(Aim of the task) Every record must be transcribed in its entirety, apart from the images, which are to be omitted.

(Dataset rows)
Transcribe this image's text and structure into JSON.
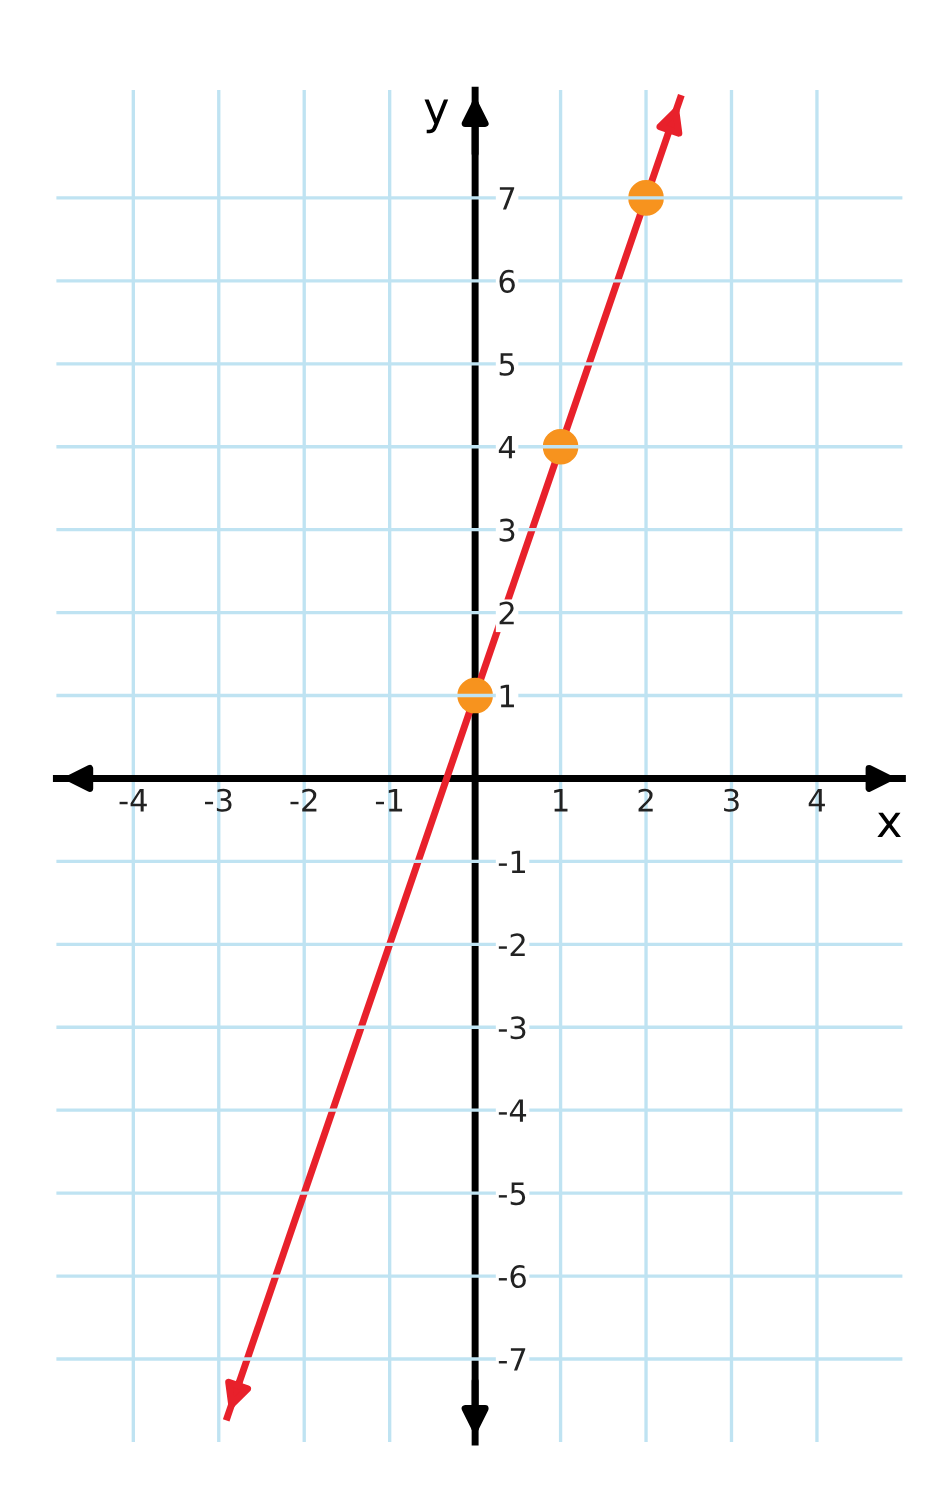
{
  "chart_data": {
    "type": "line",
    "xlabel": "x",
    "ylabel": "y",
    "series": [
      {
        "color": "#e8212b",
        "x": [
          -2.9,
          2.4
        ],
        "values": [
          -7.7,
          8.2
        ],
        "marker": "none"
      },
      {
        "type": "scatter",
        "color": "#f7931e",
        "x": [
          0,
          1,
          2
        ],
        "values": [
          1,
          4,
          7
        ],
        "marker": "circle"
      }
    ],
    "xlim": [
      -4.9,
      5.0
    ],
    "ylim": [
      -8.0,
      8.3
    ],
    "xticks": [
      -4,
      -3,
      -2,
      -1,
      1,
      2,
      3,
      4
    ],
    "yticks": [
      -7,
      -6,
      -5,
      -4,
      -3,
      -2,
      -1,
      1,
      2,
      3,
      4,
      5,
      6,
      7
    ],
    "grid": true
  }
}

(Completed task)
Transcribe this image's text and structure into JSON.
{
  "chart_data": {
    "type": "line",
    "xlabel": "x",
    "ylabel": "y",
    "series": [
      {
        "color": "#e8212b",
        "x": [
          -2.9,
          2.4
        ],
        "values": [
          -7.7,
          8.2
        ],
        "marker": "none"
      },
      {
        "type": "scatter",
        "color": "#f7931e",
        "x": [
          0,
          1,
          2
        ],
        "values": [
          1,
          4,
          7
        ],
        "marker": "circle"
      }
    ],
    "xlim": [
      -4.9,
      5.0
    ],
    "ylim": [
      -8.0,
      8.3
    ],
    "xticks": [
      -4,
      -3,
      -2,
      -1,
      1,
      2,
      3,
      4
    ],
    "yticks": [
      -7,
      -6,
      -5,
      -4,
      -3,
      -2,
      -1,
      1,
      2,
      3,
      4,
      5,
      6,
      7
    ],
    "grid": true
  }
}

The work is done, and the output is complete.